● **Written request**
Find and copy every line in the records that includes the string "icon".

● **Provided entries**
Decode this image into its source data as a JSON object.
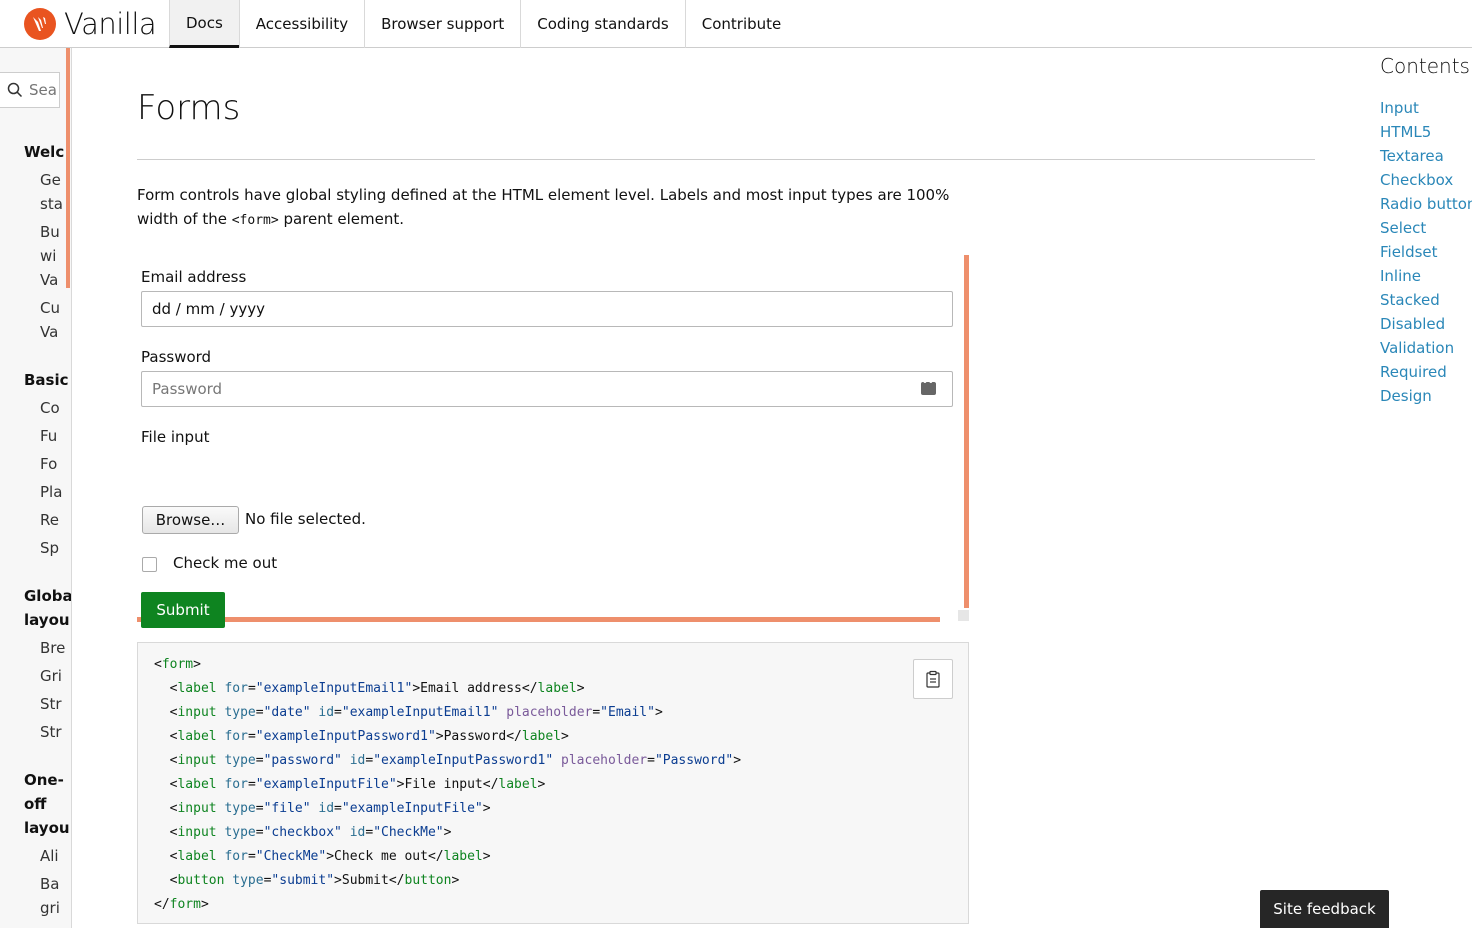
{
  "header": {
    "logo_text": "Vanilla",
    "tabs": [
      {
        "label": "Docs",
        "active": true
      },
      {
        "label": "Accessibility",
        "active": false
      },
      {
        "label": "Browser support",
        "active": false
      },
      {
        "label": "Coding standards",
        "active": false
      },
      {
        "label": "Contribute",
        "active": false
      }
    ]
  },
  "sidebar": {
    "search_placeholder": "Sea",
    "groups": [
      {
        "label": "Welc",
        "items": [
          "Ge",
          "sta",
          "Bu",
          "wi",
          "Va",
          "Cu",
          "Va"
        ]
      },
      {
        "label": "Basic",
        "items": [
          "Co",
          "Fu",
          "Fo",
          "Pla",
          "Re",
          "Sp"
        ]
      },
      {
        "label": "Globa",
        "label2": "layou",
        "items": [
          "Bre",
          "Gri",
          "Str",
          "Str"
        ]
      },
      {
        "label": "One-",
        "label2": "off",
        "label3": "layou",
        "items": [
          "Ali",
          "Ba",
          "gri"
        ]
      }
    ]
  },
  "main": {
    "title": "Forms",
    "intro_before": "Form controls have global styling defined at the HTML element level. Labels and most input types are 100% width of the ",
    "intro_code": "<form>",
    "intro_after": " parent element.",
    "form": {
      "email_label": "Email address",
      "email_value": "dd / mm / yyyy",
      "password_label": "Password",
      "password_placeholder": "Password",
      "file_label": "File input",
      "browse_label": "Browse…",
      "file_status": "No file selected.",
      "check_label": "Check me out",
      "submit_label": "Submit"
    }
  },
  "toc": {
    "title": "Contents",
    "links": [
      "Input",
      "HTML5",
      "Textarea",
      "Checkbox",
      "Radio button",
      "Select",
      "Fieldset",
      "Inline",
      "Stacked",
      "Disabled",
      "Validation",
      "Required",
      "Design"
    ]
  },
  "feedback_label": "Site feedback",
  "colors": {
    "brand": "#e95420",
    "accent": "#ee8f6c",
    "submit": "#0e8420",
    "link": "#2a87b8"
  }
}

* * *

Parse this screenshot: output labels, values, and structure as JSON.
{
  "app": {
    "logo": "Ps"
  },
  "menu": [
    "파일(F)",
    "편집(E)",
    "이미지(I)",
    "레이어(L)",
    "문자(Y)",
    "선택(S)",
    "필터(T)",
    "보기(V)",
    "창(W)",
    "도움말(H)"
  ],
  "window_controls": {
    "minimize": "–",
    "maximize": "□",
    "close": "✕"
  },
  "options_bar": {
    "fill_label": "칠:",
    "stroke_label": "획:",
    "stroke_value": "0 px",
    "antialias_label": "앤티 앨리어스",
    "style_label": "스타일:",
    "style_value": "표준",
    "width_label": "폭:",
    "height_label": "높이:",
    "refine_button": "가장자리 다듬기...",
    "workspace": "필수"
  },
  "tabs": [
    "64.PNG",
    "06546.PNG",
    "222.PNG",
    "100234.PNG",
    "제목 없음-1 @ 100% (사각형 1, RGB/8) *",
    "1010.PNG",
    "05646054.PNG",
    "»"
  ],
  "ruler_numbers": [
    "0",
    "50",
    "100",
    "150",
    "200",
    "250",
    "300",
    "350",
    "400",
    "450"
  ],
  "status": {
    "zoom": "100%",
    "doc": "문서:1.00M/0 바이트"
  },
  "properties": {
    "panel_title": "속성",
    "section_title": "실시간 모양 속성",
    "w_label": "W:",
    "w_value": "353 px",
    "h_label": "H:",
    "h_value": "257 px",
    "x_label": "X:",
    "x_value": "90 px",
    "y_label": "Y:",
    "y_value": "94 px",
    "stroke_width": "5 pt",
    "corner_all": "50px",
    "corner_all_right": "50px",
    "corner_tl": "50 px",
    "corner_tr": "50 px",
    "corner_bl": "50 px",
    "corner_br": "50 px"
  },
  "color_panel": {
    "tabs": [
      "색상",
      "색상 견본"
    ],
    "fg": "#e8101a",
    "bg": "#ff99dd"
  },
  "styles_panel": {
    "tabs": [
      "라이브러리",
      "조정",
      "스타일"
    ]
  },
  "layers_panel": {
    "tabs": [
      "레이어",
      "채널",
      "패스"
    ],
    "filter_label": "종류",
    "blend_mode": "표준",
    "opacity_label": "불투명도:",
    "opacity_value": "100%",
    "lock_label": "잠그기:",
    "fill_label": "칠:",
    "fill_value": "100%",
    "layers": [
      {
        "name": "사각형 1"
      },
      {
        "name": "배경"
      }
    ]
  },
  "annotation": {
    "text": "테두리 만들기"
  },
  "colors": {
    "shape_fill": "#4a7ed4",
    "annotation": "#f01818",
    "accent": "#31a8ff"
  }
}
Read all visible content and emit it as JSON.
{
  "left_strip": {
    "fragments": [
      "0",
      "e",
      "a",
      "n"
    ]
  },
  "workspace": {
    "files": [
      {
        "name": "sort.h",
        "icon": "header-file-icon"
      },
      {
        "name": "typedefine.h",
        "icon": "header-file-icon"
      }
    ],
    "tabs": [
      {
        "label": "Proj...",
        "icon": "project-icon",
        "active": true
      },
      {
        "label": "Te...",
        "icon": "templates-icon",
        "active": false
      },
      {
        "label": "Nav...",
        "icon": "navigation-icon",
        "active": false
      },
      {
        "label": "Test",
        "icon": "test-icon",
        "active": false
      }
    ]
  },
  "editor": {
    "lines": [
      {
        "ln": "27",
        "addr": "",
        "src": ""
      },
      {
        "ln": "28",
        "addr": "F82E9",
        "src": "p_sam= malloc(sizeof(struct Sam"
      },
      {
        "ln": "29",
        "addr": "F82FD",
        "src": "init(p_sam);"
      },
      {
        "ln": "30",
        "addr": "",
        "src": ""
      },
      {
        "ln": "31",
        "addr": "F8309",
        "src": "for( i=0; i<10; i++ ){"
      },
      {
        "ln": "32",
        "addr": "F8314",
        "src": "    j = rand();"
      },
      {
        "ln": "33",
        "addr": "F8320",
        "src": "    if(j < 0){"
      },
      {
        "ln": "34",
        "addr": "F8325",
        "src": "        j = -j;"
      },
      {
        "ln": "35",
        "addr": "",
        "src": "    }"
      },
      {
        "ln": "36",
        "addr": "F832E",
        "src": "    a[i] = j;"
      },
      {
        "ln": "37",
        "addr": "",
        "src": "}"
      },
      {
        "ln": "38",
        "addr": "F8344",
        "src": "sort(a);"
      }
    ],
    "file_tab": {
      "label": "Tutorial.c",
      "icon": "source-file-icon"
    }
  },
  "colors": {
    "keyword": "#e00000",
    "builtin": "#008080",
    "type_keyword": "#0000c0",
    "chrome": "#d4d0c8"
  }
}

● **Output for this task**
        "icon": "header-file-icon"
        "icon": "header-file-icon"
        "icon": "project-icon",
        "icon": "templates-icon",
        "icon": "navigation-icon",
        "icon": "test-icon",
      "icon": "source-file-icon"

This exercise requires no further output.